THE RECORDS:
____________

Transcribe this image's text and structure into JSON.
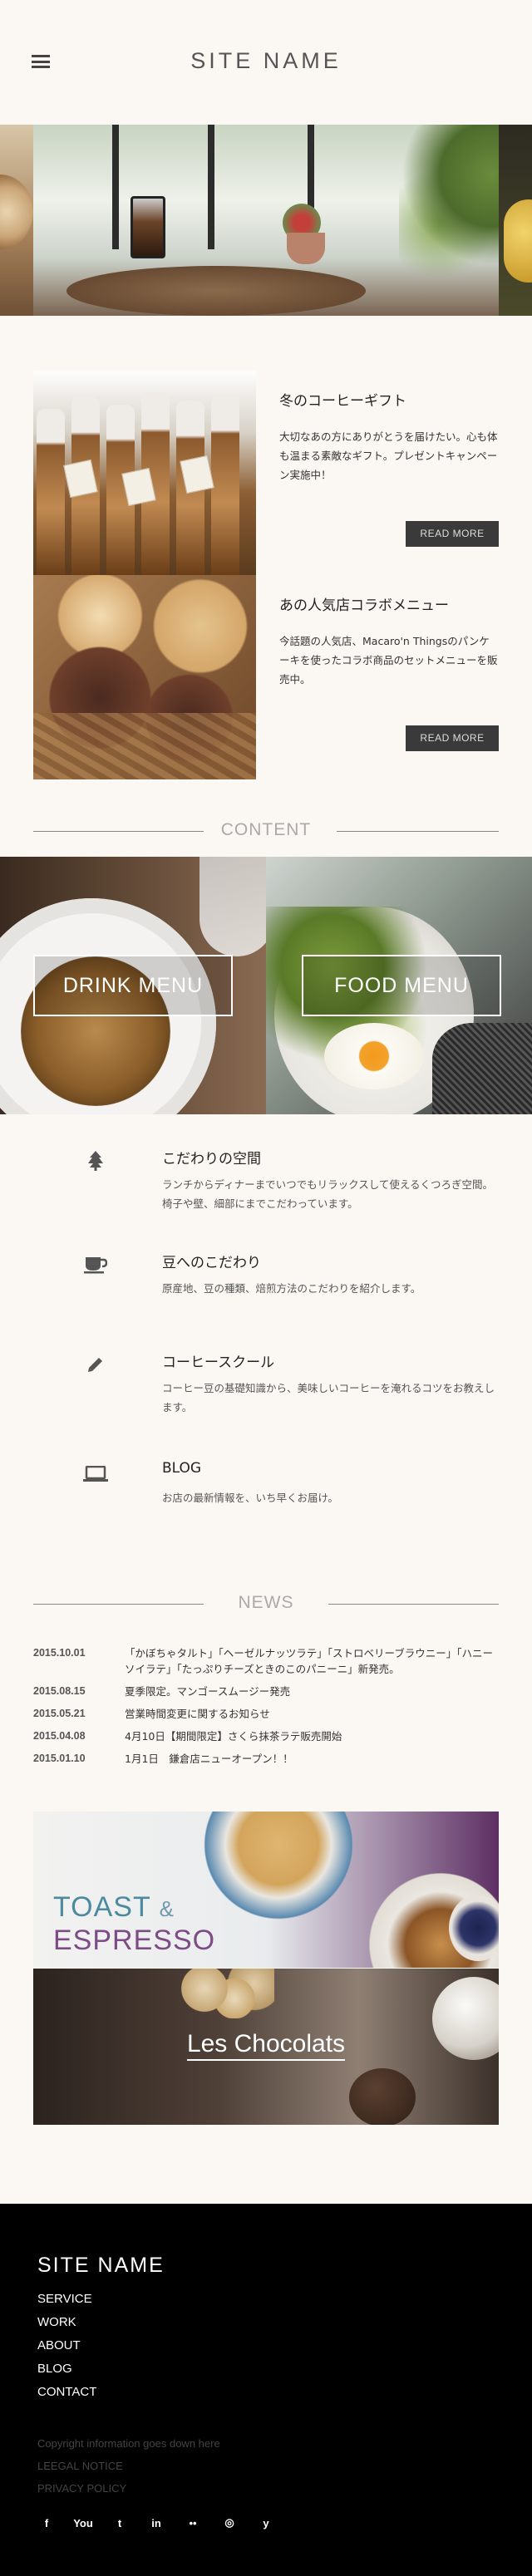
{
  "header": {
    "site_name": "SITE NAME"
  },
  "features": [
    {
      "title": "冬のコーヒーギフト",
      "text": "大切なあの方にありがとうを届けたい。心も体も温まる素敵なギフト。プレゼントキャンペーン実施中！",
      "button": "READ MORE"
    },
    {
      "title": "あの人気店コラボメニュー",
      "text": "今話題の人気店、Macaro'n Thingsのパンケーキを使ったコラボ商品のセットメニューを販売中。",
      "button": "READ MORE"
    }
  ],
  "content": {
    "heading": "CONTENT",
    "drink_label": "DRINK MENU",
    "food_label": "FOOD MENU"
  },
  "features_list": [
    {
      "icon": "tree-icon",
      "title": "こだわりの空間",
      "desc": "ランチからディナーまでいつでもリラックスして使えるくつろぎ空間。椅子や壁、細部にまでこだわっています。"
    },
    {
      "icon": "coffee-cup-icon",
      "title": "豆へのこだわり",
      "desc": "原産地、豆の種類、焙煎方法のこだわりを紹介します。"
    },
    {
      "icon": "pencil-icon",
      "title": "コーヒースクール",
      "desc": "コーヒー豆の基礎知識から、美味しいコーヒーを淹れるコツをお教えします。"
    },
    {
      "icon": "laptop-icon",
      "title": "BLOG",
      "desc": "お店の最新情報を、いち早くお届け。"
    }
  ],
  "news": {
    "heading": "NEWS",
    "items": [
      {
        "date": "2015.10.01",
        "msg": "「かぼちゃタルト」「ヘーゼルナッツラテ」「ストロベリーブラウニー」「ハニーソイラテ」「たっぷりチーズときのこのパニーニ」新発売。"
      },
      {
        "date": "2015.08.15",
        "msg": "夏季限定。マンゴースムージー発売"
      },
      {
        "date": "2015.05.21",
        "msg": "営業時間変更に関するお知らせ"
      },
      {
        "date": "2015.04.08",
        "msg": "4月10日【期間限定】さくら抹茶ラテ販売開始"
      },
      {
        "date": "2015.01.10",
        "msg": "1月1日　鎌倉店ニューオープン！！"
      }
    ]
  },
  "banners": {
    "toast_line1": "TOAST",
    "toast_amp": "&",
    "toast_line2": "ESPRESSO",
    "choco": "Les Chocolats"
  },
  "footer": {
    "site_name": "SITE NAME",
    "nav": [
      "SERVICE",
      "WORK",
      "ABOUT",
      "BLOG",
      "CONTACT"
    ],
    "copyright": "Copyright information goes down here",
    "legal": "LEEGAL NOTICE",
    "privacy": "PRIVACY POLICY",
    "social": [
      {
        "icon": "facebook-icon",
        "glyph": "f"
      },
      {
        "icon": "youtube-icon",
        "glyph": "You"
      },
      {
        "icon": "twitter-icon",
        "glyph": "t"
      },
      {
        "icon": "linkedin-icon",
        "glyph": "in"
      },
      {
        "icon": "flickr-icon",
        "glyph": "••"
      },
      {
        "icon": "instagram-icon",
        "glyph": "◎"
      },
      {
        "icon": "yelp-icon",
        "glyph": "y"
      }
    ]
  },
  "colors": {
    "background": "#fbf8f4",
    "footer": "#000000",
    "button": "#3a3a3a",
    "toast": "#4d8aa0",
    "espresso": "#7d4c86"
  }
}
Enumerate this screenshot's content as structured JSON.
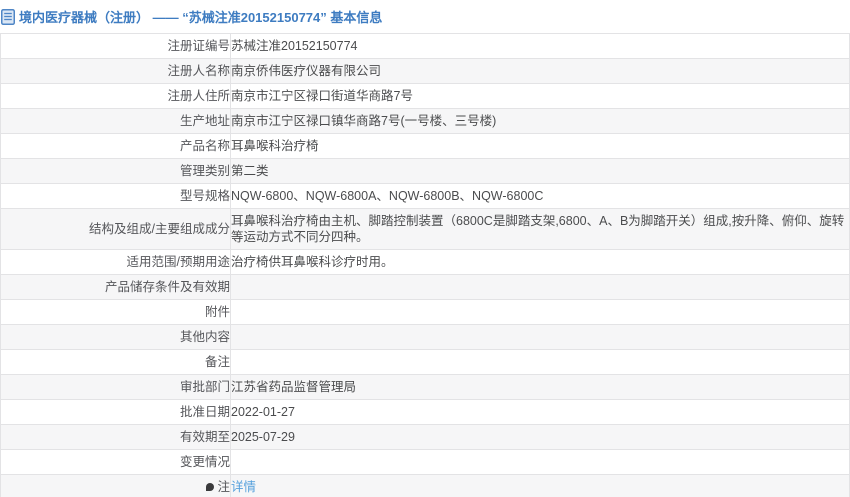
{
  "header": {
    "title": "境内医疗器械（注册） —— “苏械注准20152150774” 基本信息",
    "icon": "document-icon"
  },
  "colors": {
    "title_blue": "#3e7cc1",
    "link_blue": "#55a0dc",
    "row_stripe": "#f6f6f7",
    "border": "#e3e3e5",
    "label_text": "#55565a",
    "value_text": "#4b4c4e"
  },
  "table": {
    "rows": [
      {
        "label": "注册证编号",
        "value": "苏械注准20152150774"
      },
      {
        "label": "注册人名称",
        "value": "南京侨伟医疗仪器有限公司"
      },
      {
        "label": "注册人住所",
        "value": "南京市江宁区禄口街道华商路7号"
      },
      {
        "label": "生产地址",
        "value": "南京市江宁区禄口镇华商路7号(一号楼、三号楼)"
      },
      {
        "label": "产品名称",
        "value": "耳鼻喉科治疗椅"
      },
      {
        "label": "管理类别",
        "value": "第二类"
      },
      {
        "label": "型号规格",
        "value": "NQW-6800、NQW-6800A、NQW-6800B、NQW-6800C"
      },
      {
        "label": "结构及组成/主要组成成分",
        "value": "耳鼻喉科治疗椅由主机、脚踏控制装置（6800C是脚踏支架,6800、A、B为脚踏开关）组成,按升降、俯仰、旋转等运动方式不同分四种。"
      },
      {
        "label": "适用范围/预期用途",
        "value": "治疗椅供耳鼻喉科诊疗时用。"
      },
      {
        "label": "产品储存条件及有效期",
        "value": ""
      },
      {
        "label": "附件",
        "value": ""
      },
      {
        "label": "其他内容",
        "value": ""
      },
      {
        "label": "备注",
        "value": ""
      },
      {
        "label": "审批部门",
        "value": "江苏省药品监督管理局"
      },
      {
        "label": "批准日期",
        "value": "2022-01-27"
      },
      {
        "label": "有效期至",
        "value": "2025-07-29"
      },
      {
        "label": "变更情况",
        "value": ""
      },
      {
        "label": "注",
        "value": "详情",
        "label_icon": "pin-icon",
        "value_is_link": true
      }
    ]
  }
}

____________

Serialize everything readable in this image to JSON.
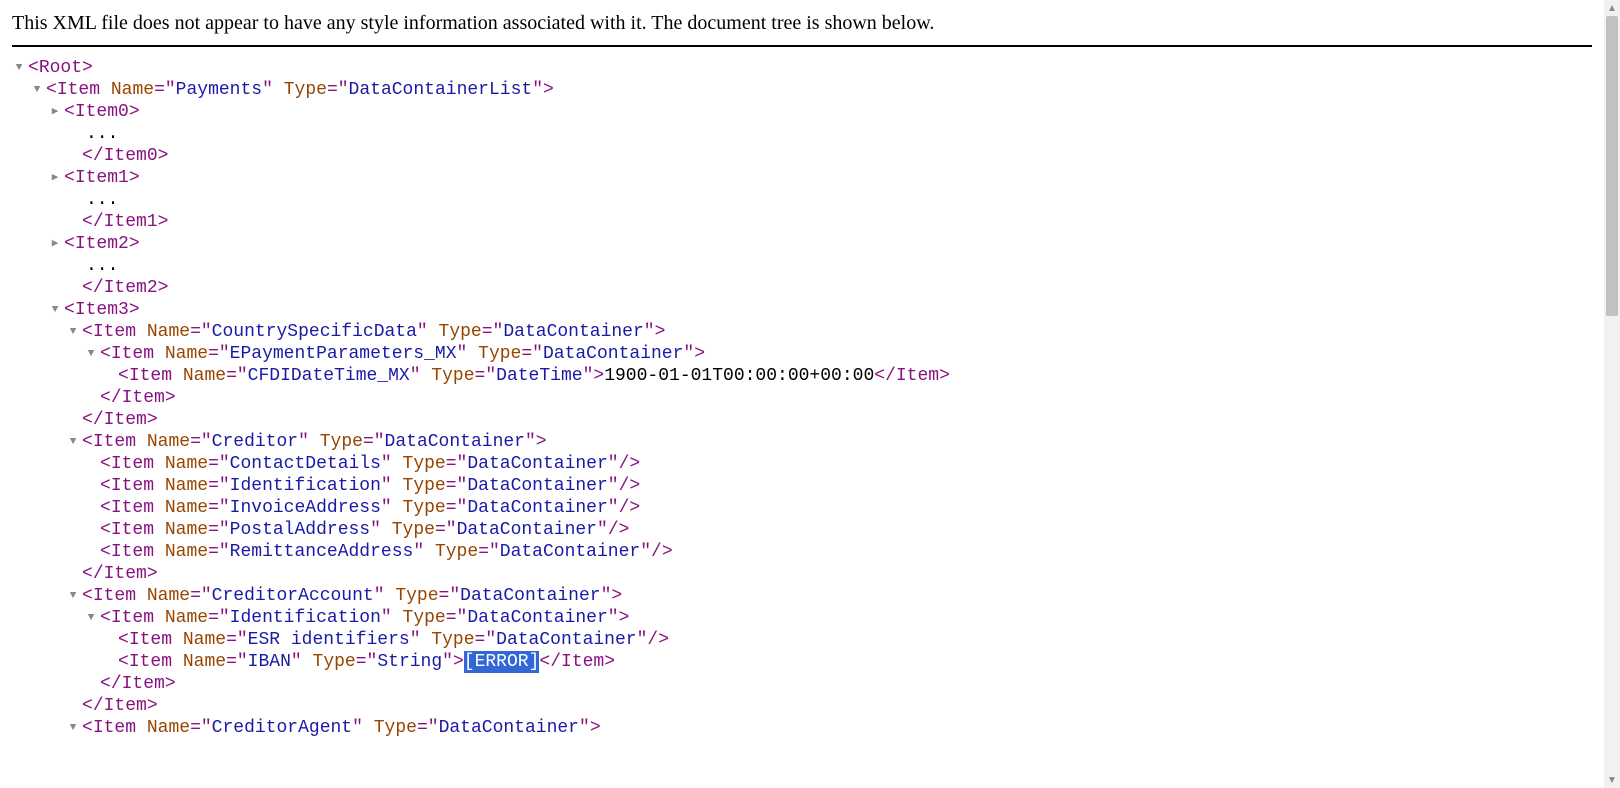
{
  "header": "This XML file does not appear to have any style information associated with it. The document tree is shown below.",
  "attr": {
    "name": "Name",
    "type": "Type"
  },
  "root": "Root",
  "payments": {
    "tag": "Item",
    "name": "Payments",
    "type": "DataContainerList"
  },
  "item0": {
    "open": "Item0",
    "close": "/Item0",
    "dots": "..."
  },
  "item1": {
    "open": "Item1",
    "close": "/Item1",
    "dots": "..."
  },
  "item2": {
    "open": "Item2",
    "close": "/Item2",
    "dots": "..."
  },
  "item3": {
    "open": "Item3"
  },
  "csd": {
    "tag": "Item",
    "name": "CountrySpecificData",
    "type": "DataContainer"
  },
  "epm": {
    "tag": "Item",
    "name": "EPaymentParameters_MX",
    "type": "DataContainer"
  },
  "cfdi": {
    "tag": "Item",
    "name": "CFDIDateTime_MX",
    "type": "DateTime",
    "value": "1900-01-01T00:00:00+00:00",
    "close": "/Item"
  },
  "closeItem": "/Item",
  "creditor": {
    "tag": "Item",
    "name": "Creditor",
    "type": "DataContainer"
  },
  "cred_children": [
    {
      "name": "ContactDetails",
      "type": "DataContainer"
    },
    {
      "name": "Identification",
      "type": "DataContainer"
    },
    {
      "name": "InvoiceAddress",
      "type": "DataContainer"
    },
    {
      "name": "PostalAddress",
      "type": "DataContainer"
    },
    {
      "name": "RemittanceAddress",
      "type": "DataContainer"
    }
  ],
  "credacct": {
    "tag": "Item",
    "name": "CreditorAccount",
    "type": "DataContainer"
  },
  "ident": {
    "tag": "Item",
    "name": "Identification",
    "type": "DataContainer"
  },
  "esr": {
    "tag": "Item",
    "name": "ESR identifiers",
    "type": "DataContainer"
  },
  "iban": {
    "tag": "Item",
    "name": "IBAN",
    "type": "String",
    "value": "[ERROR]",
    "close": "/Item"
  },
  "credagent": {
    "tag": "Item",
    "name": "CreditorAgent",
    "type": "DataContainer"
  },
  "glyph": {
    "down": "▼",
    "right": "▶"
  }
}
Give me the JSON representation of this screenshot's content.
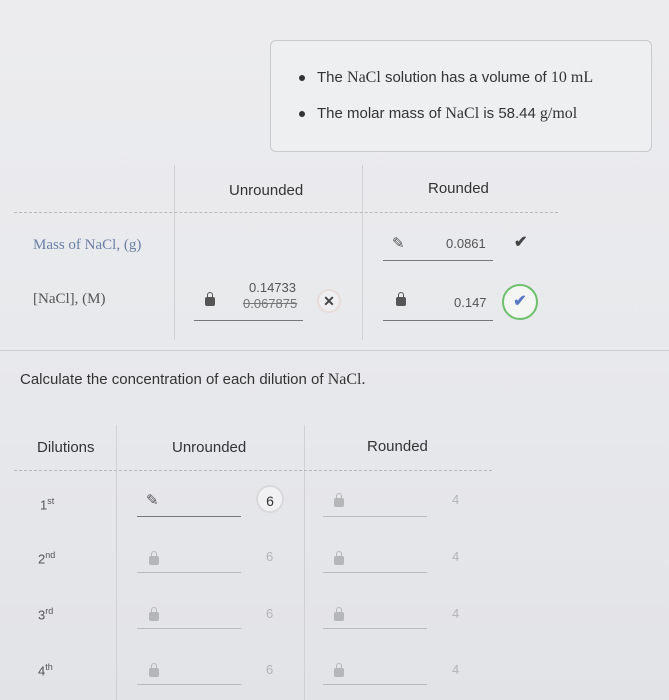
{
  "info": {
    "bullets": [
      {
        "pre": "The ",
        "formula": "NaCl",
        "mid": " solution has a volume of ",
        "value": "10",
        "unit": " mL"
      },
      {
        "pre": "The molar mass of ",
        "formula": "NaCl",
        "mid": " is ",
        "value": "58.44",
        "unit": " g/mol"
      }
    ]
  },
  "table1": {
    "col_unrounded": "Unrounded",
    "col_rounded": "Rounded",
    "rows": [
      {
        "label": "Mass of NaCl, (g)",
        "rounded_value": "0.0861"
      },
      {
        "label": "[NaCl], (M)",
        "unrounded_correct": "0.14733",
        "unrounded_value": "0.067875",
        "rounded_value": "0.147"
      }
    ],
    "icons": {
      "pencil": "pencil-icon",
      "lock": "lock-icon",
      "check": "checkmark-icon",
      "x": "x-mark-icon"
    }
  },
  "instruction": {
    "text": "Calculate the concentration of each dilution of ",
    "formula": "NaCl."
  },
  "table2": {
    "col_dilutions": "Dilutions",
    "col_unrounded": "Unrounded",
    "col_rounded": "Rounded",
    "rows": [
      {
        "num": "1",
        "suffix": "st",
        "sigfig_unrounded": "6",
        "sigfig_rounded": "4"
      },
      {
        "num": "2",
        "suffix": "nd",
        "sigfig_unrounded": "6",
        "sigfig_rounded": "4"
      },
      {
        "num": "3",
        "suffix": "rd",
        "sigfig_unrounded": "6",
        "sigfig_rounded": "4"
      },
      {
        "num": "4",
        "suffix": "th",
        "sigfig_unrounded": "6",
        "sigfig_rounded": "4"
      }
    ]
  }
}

____________

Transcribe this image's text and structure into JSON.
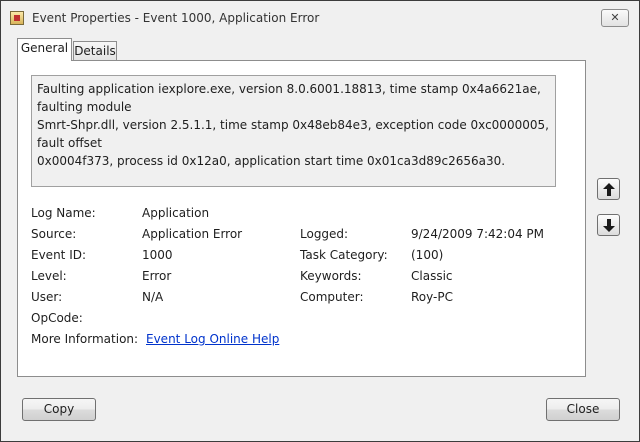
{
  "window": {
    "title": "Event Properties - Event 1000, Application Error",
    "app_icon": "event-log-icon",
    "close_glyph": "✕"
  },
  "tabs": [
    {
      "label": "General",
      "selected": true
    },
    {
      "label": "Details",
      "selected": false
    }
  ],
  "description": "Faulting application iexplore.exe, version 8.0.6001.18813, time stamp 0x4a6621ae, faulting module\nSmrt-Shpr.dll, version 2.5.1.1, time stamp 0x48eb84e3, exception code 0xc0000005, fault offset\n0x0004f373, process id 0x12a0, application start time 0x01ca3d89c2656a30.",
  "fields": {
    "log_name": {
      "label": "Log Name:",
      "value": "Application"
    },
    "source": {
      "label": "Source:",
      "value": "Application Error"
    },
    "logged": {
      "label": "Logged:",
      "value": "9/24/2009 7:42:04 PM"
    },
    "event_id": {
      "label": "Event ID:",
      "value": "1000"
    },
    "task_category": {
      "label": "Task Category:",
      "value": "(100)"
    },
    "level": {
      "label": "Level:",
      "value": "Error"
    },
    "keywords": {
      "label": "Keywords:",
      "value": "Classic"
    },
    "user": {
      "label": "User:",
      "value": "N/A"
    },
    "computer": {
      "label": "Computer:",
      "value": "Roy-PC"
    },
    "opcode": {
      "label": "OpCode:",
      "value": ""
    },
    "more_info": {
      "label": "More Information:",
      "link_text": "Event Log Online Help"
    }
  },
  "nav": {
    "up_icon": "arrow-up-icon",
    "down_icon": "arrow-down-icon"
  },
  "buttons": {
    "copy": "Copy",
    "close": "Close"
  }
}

____________

PROBLEM STATEMENT: Reply with only the number of lines in the material above where the string "document" appears.

RESULT FOR THIS TASK: 2